PROMPT = Copy out the entries below in full and exactly.

DATASET ROWS =
——————————

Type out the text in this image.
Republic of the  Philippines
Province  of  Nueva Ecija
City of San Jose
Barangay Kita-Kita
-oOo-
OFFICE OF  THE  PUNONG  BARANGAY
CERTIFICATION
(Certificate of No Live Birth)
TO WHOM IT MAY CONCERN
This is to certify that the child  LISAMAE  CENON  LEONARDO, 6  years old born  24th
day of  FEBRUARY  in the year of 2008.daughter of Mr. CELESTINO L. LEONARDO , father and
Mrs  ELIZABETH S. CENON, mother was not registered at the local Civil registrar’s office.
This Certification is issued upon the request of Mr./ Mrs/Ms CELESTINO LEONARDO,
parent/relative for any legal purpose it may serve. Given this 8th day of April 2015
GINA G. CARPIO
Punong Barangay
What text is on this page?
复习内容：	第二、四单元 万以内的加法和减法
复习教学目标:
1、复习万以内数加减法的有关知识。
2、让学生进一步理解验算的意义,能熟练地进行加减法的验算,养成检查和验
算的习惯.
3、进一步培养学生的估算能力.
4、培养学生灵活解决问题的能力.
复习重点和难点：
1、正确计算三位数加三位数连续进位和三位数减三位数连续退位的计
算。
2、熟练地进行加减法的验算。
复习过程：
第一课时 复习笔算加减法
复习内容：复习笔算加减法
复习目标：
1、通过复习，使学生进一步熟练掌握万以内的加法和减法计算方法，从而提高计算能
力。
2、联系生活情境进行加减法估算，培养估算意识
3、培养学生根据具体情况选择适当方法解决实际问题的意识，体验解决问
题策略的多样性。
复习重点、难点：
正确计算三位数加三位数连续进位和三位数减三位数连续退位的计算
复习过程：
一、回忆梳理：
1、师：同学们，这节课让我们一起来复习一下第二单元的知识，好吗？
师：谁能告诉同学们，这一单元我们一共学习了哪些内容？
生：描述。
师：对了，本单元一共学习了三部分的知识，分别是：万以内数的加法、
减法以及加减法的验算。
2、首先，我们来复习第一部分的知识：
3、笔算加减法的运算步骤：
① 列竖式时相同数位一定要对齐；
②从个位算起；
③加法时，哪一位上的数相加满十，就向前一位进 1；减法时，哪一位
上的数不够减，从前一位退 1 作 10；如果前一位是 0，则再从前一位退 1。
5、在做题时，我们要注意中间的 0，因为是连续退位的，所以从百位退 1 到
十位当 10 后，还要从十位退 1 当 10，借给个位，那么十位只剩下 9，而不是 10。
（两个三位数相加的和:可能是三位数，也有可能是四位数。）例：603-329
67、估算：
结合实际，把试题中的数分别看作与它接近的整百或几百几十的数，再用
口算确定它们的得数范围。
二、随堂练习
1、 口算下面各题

——————————

SOLVED EXERCISE =
Type out the text in this image.
Republic of the  Philippines
Province  of  Nueva Ecija
City of San Jose
Barangay Kita-Kita
-oOo-
OFFICE OF  THE  PUNONG  BARANGAY
CERTIFICATION
(Certificate of No Live Birth)
TO WHOM IT MAY CONCERN
This is to certify that the child  LISAMAE  CENON  LEONARDO, 6  years old born  24th
day of  FEBRUARY  in the year of 2008.daughter of Mr. CELESTINO L. LEONARDO , father and
Mrs  ELIZABETH S. CENON, mother was not registered at the local Civil registrar’s office.
This Certification is issued upon the request of Mr./ Mrs/Ms CELESTINO LEONARDO,
parent/relative for any legal purpose it may serve. Given this 8th day of April 2015
GINA G. CARPIO
Punong Barangay
What text is on this page?
复习内容：	第二、四单元 万以内的加法和减法
复习教学目标:
1、复习万以内数加减法的有关知识。
2、让学生进一步理解验算的意义,能熟练地进行加减法的验算,养成检查和验
算的习惯.
3、进一步培养学生的估算能力.
4、培养学生灵活解决问题的能力.
复习重点和难点：
1、正确计算三位数加三位数连续进位和三位数减三位数连续退位的计
算。
2、熟练地进行加减法的验算。
复习过程：
第一课时 复习笔算加减法
复习内容：复习笔算加减法
复习目标：
1、通过复习，使学生进一步熟练掌握万以内的加法和减法计算方法，从而提高计算能
力。
2、联系生活情境进行加减法估算，培养估算意识
3、培养学生根据具体情况选择适当方法解决实际问题的意识，体验解决问
题策略的多样性。
复习重点、难点：
正确计算三位数加三位数连续进位和三位数减三位数连续退位的计算
复习过程：
一、回忆梳理：
1、师：同学们，这节课让我们一起来复习一下第二单元的知识，好吗？
师：谁能告诉同学们，这一单元我们一共学习了哪些内容？
生：描述。
师：对了，本单元一共学习了三部分的知识，分别是：万以内数的加法、
减法以及加减法的验算。
2、首先，我们来复习第一部分的知识：
3、笔算加减法的运算步骤：
① 列竖式时相同数位一定要对齐；
②从个位算起；
③加法时，哪一位上的数相加满十，就向前一位进 1；减法时，哪一位
上的数不够减，从前一位退 1 作 10；如果前一位是 0，则再从前一位退 1。
5、在做题时，我们要注意中间的 0，因为是连续退位的，所以从百位退 1 到
十位当 10 后，还要从十位退 1 当 10，借给个位，那么十位只剩下 9，而不是 10。
（两个三位数相加的和:可能是三位数，也有可能是四位数。）例：603-329
67、估算：
结合实际，把试题中的数分别看作与它接近的整百或几百几十的数，再用
口算确定它们的得数范围。
二、随堂练习
1、 口算下面各题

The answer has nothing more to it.